◆ Dataset records ◆
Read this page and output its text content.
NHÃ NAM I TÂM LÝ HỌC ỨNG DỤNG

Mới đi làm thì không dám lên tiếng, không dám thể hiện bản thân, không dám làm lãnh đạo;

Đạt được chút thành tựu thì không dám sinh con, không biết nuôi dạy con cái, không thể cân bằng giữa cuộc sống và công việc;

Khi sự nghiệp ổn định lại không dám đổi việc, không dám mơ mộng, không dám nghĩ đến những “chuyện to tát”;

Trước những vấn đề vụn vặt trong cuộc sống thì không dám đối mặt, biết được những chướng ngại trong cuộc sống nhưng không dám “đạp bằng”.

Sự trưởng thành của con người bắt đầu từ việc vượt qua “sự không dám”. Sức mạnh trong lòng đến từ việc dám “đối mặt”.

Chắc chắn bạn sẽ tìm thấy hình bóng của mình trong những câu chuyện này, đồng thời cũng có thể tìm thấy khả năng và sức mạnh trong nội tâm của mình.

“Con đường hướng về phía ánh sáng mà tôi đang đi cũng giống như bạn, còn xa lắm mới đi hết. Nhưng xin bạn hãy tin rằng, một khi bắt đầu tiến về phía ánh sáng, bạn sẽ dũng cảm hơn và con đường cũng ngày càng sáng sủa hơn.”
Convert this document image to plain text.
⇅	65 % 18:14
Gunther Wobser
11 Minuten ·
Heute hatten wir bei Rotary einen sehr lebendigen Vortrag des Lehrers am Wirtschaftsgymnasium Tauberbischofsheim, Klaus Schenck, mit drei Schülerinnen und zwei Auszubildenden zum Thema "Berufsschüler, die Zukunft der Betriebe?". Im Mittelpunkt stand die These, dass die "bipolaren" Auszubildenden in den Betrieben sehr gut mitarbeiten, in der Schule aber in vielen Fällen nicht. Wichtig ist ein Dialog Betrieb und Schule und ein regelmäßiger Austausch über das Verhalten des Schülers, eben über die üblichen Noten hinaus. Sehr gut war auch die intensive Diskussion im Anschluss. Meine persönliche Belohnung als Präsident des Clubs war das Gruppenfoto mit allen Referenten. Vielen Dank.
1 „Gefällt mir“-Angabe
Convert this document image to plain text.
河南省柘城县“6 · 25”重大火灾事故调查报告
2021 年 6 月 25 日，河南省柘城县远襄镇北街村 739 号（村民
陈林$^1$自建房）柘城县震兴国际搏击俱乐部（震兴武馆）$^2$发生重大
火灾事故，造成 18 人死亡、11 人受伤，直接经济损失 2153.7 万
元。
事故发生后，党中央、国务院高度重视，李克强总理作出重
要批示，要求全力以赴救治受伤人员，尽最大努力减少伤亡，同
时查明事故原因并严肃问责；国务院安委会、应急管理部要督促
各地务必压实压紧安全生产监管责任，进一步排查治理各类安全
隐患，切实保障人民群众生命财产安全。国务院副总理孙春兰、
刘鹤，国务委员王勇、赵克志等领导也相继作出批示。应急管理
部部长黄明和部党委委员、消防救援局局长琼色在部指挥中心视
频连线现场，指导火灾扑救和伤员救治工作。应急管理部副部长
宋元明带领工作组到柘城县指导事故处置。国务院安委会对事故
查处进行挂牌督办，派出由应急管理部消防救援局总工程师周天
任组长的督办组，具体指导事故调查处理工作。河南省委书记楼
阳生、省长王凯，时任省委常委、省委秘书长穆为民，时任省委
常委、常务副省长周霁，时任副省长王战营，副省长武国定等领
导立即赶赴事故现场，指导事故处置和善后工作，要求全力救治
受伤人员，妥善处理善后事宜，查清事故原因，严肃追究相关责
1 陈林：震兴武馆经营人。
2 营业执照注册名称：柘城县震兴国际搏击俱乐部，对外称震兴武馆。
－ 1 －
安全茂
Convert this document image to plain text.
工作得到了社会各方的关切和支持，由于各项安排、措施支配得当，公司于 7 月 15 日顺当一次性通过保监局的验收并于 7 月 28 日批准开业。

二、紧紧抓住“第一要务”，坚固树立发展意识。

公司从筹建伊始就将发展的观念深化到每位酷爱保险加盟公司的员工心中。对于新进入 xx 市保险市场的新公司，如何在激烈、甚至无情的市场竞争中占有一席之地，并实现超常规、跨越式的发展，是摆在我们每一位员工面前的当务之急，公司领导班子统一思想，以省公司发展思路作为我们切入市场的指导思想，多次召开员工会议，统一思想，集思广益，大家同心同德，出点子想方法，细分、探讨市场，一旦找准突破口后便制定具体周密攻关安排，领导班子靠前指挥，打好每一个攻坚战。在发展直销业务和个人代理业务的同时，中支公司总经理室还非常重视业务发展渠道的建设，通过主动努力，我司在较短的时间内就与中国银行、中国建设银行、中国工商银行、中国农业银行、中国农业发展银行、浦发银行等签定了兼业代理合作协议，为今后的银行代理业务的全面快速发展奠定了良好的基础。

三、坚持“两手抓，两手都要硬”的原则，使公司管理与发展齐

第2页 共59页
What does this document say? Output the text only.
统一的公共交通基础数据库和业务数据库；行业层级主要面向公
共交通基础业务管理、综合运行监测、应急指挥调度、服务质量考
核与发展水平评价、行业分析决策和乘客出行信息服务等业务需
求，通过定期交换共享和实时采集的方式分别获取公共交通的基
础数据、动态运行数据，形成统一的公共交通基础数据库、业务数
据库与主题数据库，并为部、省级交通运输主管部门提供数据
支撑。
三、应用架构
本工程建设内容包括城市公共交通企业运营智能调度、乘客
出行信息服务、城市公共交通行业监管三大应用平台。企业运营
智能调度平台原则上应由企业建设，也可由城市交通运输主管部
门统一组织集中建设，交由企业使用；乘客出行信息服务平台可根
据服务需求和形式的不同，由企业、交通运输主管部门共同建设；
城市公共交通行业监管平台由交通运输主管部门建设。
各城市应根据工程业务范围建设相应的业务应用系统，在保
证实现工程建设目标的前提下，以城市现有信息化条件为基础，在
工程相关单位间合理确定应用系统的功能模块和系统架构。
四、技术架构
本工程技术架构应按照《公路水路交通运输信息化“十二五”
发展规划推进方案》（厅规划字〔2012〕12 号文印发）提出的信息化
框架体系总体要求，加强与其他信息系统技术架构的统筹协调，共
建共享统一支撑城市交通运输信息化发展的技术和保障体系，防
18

◆ Required task ◆
Hand back the material above in full, exactly as written.

◆ Full solution ◆
Read this page and output its text content.
NHÃ NAM I TÂM LÝ HỌC ỨNG DỤNG

Mới đi làm thì không dám lên tiếng, không dám thể hiện bản thân, không dám làm lãnh đạo;

Đạt được chút thành tựu thì không dám sinh con, không biết nuôi dạy con cái, không thể cân bằng giữa cuộc sống và công việc;

Khi sự nghiệp ổn định lại không dám đổi việc, không dám mơ mộng, không dám nghĩ đến những “chuyện to tát”;

Trước những vấn đề vụn vặt trong cuộc sống thì không dám đối mặt, biết được những chướng ngại trong cuộc sống nhưng không dám “đạp bằng”.

Sự trưởng thành của con người bắt đầu từ việc vượt qua “sự không dám”. Sức mạnh trong lòng đến từ việc dám “đối mặt”.

Chắc chắn bạn sẽ tìm thấy hình bóng của mình trong những câu chuyện này, đồng thời cũng có thể tìm thấy khả năng và sức mạnh trong nội tâm của mình.

“Con đường hướng về phía ánh sáng mà tôi đang đi cũng giống như bạn, còn xa lắm mới đi hết. Nhưng xin bạn hãy tin rằng, một khi bắt đầu tiến về phía ánh sáng, bạn sẽ dũng cảm hơn và con đường cũng ngày càng sáng sủa hơn.”
Convert this document image to plain text.
⇅	65 % 18:14
Gunther Wobser
11 Minuten ·
Heute hatten wir bei Rotary einen sehr lebendigen Vortrag des Lehrers am Wirtschaftsgymnasium Tauberbischofsheim, Klaus Schenck, mit drei Schülerinnen und zwei Auszubildenden zum Thema "Berufsschüler, die Zukunft der Betriebe?". Im Mittelpunkt stand die These, dass die "bipolaren" Auszubildenden in den Betrieben sehr gut mitarbeiten, in der Schule aber in vielen Fällen nicht. Wichtig ist ein Dialog Betrieb und Schule und ein regelmäßiger Austausch über das Verhalten des Schülers, eben über die üblichen Noten hinaus. Sehr gut war auch die intensive Diskussion im Anschluss. Meine persönliche Belohnung als Präsident des Clubs war das Gruppenfoto mit allen Referenten. Vielen Dank.
1 „Gefällt mir“-Angabe
Convert this document image to plain text.
河南省柘城县“6 · 25”重大火灾事故调查报告
2021 年 6 月 25 日，河南省柘城县远襄镇北街村 739 号（村民
陈林$^1$自建房）柘城县震兴国际搏击俱乐部（震兴武馆）$^2$发生重大
火灾事故，造成 18 人死亡、11 人受伤，直接经济损失 2153.7 万
元。
事故发生后，党中央、国务院高度重视，李克强总理作出重
要批示，要求全力以赴救治受伤人员，尽最大努力减少伤亡，同
时查明事故原因并严肃问责；国务院安委会、应急管理部要督促
各地务必压实压紧安全生产监管责任，进一步排查治理各类安全
隐患，切实保障人民群众生命财产安全。国务院副总理孙春兰、
刘鹤，国务委员王勇、赵克志等领导也相继作出批示。应急管理
部部长黄明和部党委委员、消防救援局局长琼色在部指挥中心视
频连线现场，指导火灾扑救和伤员救治工作。应急管理部副部长
宋元明带领工作组到柘城县指导事故处置。国务院安委会对事故
查处进行挂牌督办，派出由应急管理部消防救援局总工程师周天
任组长的督办组，具体指导事故调查处理工作。河南省委书记楼
阳生、省长王凯，时任省委常委、省委秘书长穆为民，时任省委
常委、常务副省长周霁，时任副省长王战营，副省长武国定等领
导立即赶赴事故现场，指导事故处置和善后工作，要求全力救治
受伤人员，妥善处理善后事宜，查清事故原因，严肃追究相关责
1 陈林：震兴武馆经营人。
2 营业执照注册名称：柘城县震兴国际搏击俱乐部，对外称震兴武馆。
－ 1 －
安全茂
Convert this document image to plain text.
工作得到了社会各方的关切和支持，由于各项安排、措施支配得当，公司于 7 月 15 日顺当一次性通过保监局的验收并于 7 月 28 日批准开业。

二、紧紧抓住“第一要务”，坚固树立发展意识。

公司从筹建伊始就将发展的观念深化到每位酷爱保险加盟公司的员工心中。对于新进入 xx 市保险市场的新公司，如何在激烈、甚至无情的市场竞争中占有一席之地，并实现超常规、跨越式的发展，是摆在我们每一位员工面前的当务之急，公司领导班子统一思想，以省公司发展思路作为我们切入市场的指导思想，多次召开员工会议，统一思想，集思广益，大家同心同德，出点子想方法，细分、探讨市场，一旦找准突破口后便制定具体周密攻关安排，领导班子靠前指挥，打好每一个攻坚战。在发展直销业务和个人代理业务的同时，中支公司总经理室还非常重视业务发展渠道的建设，通过主动努力，我司在较短的时间内就与中国银行、中国建设银行、中国工商银行、中国农业银行、中国农业发展银行、浦发银行等签定了兼业代理合作协议，为今后的银行代理业务的全面快速发展奠定了良好的基础。

三、坚持“两手抓，两手都要硬”的原则，使公司管理与发展齐

第2页 共59页
What does this document say? Output the text only.
统一的公共交通基础数据库和业务数据库；行业层级主要面向公
共交通基础业务管理、综合运行监测、应急指挥调度、服务质量考
核与发展水平评价、行业分析决策和乘客出行信息服务等业务需
求，通过定期交换共享和实时采集的方式分别获取公共交通的基
础数据、动态运行数据，形成统一的公共交通基础数据库、业务数
据库与主题数据库，并为部、省级交通运输主管部门提供数据
支撑。
三、应用架构
本工程建设内容包括城市公共交通企业运营智能调度、乘客
出行信息服务、城市公共交通行业监管三大应用平台。企业运营
智能调度平台原则上应由企业建设，也可由城市交通运输主管部
门统一组织集中建设，交由企业使用；乘客出行信息服务平台可根
据服务需求和形式的不同，由企业、交通运输主管部门共同建设；
城市公共交通行业监管平台由交通运输主管部门建设。
各城市应根据工程业务范围建设相应的业务应用系统，在保
证实现工程建设目标的前提下，以城市现有信息化条件为基础，在
工程相关单位间合理确定应用系统的功能模块和系统架构。
四、技术架构
本工程技术架构应按照《公路水路交通运输信息化“十二五”
发展规划推进方案》（厅规划字〔2012〕12 号文印发）提出的信息化
框架体系总体要求，加强与其他信息系统技术架构的统筹协调，共
建共享统一支撑城市交通运输信息化发展的技术和保障体系，防
18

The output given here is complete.